A run of records:
+ + +

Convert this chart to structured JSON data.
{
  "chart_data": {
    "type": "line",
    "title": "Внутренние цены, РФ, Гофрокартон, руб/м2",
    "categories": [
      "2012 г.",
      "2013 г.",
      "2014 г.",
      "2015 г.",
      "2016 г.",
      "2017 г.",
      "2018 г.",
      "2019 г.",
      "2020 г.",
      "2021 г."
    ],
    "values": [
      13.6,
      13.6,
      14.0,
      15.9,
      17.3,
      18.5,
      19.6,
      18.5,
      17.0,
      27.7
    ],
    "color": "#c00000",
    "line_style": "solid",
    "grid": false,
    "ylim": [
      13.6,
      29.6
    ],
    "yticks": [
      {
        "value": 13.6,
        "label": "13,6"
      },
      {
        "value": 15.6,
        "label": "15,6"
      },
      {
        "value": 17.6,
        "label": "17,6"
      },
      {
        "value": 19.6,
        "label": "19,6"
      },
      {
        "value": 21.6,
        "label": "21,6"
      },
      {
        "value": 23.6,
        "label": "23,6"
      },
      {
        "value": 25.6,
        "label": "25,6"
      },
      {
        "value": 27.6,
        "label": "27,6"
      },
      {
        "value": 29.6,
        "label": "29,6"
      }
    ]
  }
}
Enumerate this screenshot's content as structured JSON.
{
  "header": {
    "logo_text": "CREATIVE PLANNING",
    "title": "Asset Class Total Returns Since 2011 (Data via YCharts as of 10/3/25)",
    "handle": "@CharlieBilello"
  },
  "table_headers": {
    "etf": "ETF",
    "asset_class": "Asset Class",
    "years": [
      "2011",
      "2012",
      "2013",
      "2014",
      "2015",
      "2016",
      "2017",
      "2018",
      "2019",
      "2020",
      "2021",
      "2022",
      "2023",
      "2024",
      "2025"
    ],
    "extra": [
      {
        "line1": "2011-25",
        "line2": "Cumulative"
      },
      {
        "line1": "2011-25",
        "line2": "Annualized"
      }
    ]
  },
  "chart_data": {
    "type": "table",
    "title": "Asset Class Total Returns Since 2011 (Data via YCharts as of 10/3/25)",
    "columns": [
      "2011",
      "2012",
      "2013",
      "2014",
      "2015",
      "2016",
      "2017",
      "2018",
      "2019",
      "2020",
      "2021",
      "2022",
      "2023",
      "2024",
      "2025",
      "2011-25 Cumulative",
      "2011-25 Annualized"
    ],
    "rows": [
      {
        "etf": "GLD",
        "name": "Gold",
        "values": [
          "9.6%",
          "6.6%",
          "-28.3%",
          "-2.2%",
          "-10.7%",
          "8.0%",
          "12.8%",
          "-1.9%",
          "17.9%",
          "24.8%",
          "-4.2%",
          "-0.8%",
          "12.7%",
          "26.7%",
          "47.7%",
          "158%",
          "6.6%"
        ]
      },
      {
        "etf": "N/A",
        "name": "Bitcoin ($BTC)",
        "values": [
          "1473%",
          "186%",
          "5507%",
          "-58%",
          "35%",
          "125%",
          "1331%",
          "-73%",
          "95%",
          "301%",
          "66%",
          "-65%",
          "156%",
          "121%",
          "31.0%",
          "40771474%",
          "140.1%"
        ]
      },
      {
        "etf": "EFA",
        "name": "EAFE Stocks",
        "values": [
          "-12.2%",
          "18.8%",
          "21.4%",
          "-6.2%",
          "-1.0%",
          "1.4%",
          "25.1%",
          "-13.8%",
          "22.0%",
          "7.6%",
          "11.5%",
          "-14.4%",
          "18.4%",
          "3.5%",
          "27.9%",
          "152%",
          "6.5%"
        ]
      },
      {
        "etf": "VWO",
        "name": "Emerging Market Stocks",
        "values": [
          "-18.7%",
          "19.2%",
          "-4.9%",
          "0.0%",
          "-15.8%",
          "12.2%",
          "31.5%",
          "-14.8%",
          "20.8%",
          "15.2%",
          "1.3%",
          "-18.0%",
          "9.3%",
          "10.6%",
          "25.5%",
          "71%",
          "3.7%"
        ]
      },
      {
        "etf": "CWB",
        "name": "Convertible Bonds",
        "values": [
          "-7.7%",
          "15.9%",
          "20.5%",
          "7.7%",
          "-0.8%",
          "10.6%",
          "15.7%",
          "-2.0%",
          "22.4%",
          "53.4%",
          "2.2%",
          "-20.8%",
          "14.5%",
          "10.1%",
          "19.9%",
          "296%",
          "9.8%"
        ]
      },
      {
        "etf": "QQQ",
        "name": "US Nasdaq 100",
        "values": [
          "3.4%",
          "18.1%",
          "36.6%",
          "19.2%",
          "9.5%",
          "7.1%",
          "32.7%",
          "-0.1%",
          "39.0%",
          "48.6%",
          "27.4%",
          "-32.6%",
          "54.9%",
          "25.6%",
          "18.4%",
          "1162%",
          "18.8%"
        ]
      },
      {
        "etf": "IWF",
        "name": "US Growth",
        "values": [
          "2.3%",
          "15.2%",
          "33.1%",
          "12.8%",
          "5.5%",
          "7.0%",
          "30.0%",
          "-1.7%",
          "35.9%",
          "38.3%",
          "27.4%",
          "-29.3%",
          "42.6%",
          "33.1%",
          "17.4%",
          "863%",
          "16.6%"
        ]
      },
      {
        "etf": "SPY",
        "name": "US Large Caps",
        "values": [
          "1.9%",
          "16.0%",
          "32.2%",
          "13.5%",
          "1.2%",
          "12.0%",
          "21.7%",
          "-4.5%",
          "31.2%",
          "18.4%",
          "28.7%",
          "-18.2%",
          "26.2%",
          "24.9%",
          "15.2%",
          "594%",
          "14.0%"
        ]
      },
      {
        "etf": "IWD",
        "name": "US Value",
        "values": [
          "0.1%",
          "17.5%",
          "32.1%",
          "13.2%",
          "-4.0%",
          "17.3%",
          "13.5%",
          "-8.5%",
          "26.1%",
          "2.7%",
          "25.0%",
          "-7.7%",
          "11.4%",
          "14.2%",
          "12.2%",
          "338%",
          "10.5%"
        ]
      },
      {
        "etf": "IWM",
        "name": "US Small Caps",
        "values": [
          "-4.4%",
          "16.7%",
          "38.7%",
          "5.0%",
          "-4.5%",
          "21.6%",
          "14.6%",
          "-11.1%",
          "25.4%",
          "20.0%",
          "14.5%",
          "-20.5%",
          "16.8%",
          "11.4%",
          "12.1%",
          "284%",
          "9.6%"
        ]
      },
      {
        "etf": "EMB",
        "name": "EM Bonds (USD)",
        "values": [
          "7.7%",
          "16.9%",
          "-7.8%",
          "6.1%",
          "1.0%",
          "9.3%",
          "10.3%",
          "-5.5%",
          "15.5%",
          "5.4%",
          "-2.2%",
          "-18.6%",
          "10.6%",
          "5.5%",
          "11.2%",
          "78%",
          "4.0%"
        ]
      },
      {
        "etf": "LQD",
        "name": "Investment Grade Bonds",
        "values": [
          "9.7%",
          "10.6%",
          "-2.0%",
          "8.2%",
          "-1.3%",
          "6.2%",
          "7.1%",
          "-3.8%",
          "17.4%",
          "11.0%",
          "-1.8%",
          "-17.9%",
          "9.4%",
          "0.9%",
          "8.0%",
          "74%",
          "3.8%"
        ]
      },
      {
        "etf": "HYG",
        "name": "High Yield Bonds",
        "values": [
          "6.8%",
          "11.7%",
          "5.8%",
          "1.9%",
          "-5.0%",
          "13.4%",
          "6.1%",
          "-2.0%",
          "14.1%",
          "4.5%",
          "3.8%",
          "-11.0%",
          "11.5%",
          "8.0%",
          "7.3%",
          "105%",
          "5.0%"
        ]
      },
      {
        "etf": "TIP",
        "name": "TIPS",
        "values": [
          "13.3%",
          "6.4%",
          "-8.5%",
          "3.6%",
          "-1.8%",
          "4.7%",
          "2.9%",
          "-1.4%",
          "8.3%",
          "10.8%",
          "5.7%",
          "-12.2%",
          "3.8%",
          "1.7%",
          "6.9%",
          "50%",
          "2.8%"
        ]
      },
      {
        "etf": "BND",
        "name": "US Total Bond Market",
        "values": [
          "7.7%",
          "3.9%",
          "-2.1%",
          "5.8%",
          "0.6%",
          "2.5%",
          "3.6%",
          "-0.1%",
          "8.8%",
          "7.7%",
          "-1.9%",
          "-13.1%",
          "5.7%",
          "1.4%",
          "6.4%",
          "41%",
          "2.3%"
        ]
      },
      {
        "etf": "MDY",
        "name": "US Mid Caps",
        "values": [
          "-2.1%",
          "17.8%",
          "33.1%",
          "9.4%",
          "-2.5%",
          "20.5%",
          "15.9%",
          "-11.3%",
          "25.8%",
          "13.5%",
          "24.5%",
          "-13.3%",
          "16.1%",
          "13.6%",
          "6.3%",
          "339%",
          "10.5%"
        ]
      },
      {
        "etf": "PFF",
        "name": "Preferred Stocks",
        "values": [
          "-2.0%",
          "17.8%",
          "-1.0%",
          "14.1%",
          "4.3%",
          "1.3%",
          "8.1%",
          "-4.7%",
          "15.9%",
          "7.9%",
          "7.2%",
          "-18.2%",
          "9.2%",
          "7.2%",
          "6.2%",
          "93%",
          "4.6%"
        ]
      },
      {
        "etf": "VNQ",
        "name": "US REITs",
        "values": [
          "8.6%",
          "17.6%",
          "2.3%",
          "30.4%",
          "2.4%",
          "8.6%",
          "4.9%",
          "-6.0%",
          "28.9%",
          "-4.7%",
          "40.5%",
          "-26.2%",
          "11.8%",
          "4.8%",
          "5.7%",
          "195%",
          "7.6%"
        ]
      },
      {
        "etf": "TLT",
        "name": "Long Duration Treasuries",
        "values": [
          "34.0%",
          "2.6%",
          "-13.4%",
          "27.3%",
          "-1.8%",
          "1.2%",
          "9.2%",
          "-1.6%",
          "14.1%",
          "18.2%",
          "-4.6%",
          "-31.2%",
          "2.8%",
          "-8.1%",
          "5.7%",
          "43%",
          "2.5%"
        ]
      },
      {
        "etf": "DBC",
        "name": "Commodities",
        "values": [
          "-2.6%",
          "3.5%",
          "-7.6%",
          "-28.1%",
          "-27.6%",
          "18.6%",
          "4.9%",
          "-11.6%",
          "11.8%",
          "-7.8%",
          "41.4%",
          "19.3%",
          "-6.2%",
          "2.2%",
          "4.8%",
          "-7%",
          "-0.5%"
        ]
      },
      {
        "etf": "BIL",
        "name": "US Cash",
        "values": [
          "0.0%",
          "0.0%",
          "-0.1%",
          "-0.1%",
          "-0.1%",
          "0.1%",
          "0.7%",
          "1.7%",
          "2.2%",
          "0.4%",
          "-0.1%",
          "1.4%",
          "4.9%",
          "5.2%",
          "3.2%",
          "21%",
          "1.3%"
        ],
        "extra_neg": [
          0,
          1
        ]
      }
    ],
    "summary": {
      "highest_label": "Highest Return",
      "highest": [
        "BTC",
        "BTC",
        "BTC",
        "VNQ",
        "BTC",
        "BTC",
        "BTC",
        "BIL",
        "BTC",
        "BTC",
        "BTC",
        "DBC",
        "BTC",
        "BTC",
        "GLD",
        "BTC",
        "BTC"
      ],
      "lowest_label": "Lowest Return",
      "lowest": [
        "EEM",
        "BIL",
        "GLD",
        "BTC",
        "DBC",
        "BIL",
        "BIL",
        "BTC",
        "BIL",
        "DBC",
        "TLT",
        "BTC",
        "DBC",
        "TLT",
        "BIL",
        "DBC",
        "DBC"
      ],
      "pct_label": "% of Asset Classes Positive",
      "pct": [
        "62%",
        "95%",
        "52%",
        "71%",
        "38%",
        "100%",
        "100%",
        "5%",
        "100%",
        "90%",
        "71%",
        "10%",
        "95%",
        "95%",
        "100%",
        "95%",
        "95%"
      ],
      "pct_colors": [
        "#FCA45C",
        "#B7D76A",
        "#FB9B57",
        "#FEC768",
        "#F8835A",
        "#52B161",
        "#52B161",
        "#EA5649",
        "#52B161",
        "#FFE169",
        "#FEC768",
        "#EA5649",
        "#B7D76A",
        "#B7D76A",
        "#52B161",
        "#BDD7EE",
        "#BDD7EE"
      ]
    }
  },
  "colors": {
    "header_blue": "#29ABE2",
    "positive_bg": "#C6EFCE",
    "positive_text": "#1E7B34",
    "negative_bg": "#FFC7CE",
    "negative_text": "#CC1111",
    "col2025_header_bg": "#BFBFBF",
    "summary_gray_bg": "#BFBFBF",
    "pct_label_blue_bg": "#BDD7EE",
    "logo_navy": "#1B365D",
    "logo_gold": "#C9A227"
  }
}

+ + +

Task goal: Copy every line above that includes the string "this".

Full solution:
Convert this chart to structured JSON data.
Enumerate this screenshot's content as structured JSON.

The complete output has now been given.